### EXERCISE INSTRUCTIONS
Without including any images, reproduce each entry exactly.

### INPUT FOR THIS TASK
===
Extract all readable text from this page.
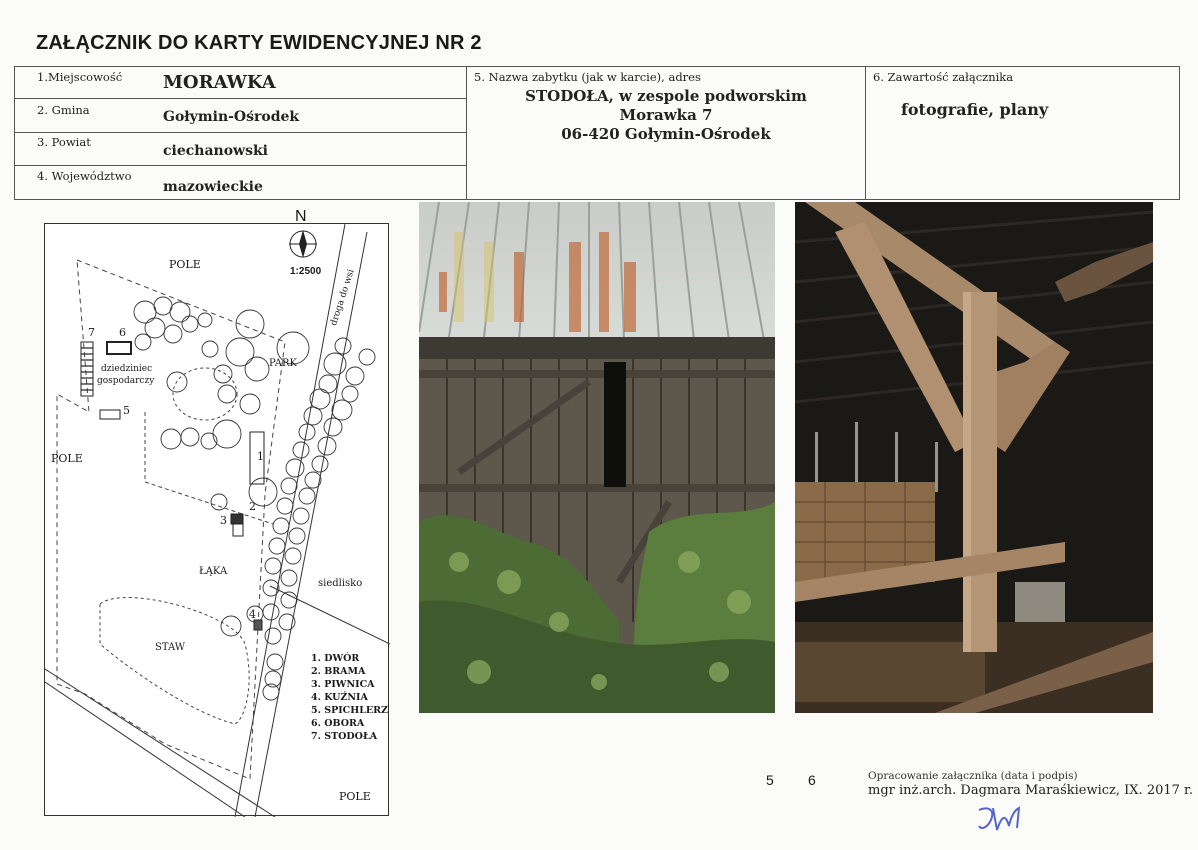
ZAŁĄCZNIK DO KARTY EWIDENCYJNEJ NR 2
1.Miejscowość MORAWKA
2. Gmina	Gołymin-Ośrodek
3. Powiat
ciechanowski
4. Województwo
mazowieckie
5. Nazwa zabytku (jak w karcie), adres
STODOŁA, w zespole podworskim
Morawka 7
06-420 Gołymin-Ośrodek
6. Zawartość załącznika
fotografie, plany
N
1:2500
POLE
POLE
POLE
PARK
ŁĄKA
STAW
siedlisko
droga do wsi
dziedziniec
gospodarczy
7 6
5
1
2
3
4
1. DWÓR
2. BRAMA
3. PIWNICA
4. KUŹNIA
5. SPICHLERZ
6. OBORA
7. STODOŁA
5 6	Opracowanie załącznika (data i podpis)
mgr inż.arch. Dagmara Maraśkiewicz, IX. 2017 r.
===
### WRITTEN REPLY
Extract all readable text from this page.
ZAŁĄCZNIK DO KARTY EWIDENCYJNEJ NR 2
1.Miejscowość MORAWKA
2. Gmina	Gołymin-Ośrodek
3. Powiat
ciechanowski
4. Województwo
mazowieckie
5. Nazwa zabytku (jak w karcie), adres
STODOŁA, w zespole podworskim
Morawka 7
06-420 Gołymin-Ośrodek
6. Zawartość załącznika
fotografie, plany
N
1:2500
POLE
POLE
POLE
PARK
ŁĄKA
STAW
siedlisko
droga do wsi
dziedziniec
gospodarczy
7 6
5
1
2
3
4
1. DWÓR
2. BRAMA
3. PIWNICA
4. KUŹNIA
5. SPICHLERZ
6. OBORA
7. STODOŁA
5 6	Opracowanie załącznika (data i podpis)
mgr inż.arch. Dagmara Maraśkiewicz, IX. 2017 r.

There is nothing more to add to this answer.